Exercise → Please show each line of the entries below that contains the string "scan". Matching is case-sensitive.

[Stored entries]

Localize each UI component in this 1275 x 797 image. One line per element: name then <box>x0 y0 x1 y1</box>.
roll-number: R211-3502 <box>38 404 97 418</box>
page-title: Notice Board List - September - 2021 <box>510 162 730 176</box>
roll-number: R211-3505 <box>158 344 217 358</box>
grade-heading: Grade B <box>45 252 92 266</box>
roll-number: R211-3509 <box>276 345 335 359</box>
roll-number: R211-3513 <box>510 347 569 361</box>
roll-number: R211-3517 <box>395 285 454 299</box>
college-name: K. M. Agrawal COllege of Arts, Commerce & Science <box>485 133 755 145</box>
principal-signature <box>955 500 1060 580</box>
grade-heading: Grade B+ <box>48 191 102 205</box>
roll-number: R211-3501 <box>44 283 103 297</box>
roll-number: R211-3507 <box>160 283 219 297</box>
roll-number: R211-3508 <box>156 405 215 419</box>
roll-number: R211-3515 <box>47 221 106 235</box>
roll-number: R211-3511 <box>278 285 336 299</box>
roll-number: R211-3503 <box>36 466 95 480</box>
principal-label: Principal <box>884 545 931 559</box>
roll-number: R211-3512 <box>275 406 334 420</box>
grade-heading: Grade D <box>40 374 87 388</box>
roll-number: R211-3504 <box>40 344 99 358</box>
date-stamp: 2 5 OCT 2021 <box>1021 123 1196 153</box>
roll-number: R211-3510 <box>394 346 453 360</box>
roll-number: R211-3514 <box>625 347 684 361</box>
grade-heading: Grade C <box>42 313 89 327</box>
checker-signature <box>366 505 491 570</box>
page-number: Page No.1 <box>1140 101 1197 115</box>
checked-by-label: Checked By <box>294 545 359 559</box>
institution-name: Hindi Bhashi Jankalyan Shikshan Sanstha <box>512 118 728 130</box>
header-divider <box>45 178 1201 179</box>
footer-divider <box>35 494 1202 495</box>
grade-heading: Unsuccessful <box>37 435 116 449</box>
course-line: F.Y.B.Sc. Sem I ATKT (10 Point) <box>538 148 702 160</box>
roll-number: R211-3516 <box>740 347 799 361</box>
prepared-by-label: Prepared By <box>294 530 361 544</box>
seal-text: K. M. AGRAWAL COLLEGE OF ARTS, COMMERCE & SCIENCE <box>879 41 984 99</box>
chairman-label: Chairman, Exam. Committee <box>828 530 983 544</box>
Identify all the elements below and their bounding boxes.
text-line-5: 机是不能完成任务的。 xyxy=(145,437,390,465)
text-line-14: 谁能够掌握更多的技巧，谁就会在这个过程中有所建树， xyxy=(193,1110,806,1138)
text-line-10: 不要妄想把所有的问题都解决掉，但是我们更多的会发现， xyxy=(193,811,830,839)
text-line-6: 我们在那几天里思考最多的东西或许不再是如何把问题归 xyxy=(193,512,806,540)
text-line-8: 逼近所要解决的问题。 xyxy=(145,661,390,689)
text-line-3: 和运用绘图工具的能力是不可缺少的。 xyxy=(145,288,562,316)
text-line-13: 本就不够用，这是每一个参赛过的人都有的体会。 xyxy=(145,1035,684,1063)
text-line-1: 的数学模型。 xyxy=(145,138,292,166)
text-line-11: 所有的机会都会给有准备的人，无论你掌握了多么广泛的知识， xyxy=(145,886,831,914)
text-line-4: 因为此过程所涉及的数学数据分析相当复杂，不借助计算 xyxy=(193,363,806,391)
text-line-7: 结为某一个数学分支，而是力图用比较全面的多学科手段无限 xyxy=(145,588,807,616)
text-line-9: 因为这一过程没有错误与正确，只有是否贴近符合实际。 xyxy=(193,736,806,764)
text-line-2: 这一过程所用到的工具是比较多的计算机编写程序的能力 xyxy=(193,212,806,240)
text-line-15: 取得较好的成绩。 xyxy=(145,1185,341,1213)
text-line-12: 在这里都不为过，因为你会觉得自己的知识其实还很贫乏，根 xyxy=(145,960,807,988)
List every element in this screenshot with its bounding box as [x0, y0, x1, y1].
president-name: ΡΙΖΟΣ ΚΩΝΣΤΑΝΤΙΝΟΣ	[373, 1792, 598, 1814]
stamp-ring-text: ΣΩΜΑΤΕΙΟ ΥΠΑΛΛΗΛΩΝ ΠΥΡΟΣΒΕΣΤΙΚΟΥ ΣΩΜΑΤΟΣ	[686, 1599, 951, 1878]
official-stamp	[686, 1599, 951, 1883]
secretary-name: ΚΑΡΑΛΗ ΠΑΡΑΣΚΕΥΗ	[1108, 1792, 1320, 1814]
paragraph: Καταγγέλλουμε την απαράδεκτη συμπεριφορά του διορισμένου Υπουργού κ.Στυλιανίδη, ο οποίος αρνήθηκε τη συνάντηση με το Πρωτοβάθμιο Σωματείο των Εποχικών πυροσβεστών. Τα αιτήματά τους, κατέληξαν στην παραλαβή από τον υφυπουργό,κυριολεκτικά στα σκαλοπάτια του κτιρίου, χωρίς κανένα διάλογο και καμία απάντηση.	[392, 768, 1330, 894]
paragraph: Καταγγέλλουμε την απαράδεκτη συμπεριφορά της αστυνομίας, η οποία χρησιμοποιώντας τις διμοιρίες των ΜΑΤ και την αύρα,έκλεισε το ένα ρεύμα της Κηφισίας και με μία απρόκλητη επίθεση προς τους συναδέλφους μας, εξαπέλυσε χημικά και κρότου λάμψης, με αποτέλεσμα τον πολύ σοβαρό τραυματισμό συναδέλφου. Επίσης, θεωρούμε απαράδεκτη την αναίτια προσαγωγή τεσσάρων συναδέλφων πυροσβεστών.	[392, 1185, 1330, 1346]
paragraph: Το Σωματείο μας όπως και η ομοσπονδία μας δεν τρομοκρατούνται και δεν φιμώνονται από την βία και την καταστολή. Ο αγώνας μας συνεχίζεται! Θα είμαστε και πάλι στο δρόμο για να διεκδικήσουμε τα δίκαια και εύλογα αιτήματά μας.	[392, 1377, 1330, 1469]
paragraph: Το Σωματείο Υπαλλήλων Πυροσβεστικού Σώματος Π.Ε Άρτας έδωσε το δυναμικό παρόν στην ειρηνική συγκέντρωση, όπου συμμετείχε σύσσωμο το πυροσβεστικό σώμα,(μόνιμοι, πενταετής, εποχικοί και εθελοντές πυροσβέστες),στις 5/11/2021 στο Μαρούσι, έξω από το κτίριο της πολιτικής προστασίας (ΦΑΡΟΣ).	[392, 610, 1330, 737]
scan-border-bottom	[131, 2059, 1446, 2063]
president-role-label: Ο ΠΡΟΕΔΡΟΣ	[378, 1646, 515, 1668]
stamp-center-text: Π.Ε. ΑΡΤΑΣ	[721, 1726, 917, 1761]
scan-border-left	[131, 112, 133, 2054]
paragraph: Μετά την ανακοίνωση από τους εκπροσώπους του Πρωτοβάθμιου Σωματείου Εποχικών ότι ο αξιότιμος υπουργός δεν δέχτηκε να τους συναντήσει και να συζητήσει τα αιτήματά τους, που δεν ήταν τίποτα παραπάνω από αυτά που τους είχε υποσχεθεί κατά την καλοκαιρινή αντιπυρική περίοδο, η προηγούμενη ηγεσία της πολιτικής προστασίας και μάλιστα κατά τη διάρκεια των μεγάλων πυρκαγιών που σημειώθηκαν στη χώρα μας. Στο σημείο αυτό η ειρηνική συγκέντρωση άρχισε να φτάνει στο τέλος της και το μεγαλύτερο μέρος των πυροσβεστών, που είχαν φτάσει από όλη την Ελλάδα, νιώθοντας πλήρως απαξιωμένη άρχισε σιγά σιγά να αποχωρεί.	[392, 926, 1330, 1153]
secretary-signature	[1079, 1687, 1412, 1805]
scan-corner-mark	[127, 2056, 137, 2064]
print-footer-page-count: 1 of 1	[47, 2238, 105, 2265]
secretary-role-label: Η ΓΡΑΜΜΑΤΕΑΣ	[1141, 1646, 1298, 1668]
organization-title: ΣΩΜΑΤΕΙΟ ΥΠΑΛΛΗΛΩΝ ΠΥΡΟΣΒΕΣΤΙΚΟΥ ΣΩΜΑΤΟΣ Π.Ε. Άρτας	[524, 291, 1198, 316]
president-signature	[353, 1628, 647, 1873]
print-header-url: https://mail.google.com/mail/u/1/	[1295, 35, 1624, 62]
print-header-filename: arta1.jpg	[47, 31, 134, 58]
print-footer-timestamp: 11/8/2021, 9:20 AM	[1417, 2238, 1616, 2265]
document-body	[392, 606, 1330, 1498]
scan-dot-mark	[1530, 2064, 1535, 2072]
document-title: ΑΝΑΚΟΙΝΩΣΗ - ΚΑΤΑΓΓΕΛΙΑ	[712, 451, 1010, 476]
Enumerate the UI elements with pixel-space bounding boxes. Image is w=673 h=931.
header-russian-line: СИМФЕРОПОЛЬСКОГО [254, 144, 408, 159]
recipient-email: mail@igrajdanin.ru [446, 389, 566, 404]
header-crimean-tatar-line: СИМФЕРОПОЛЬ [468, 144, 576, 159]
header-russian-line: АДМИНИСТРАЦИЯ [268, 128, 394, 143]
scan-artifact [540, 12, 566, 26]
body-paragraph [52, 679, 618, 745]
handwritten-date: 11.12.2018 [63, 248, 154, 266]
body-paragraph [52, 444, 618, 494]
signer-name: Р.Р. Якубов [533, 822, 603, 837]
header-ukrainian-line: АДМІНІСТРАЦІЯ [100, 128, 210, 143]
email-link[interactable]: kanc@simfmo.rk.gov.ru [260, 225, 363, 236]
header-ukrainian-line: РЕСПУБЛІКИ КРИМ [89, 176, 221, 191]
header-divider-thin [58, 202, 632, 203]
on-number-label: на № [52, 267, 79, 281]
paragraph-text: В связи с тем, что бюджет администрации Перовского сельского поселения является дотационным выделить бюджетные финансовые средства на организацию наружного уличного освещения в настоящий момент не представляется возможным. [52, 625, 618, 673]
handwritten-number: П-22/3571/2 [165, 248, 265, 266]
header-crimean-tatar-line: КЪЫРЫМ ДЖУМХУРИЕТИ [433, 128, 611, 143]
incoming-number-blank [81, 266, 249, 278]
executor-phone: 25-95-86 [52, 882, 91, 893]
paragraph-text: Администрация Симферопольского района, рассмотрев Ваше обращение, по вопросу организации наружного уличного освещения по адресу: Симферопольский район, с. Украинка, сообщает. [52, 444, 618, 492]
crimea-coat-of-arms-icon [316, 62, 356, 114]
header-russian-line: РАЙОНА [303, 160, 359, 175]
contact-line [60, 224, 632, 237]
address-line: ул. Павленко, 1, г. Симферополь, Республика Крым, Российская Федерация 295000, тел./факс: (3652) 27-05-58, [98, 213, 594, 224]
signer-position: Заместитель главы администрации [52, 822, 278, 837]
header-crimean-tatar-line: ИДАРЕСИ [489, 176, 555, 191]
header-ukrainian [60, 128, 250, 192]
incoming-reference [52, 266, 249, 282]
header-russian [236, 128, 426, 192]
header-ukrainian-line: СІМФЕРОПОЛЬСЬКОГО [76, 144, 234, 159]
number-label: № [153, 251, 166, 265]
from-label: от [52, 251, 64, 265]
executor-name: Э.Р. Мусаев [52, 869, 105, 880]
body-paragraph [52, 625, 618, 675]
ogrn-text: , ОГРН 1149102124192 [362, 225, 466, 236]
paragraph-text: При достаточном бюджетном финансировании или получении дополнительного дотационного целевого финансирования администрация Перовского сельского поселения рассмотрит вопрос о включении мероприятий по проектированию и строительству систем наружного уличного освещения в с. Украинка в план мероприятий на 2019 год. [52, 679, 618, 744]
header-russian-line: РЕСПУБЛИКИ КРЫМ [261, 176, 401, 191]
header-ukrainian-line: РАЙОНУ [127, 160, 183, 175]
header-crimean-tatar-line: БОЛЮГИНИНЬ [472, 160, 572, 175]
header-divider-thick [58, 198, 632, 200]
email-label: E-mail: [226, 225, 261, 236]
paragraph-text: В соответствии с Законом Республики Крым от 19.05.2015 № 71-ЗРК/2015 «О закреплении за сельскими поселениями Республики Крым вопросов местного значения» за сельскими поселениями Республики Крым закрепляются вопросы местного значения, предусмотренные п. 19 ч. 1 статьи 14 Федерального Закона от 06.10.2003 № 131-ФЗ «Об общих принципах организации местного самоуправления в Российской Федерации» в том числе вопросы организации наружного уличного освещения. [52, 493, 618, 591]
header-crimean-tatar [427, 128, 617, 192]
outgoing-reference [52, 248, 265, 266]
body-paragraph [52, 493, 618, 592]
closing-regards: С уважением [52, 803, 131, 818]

Exercise output →
scan-border-bottom	[131, 2059, 1446, 2063]
scan-border-left	[131, 112, 133, 2054]
scan-corner-mark	[127, 2056, 137, 2064]
scan-dot-mark	[1530, 2064, 1535, 2072]
scan-artifact [540, 12, 566, 26]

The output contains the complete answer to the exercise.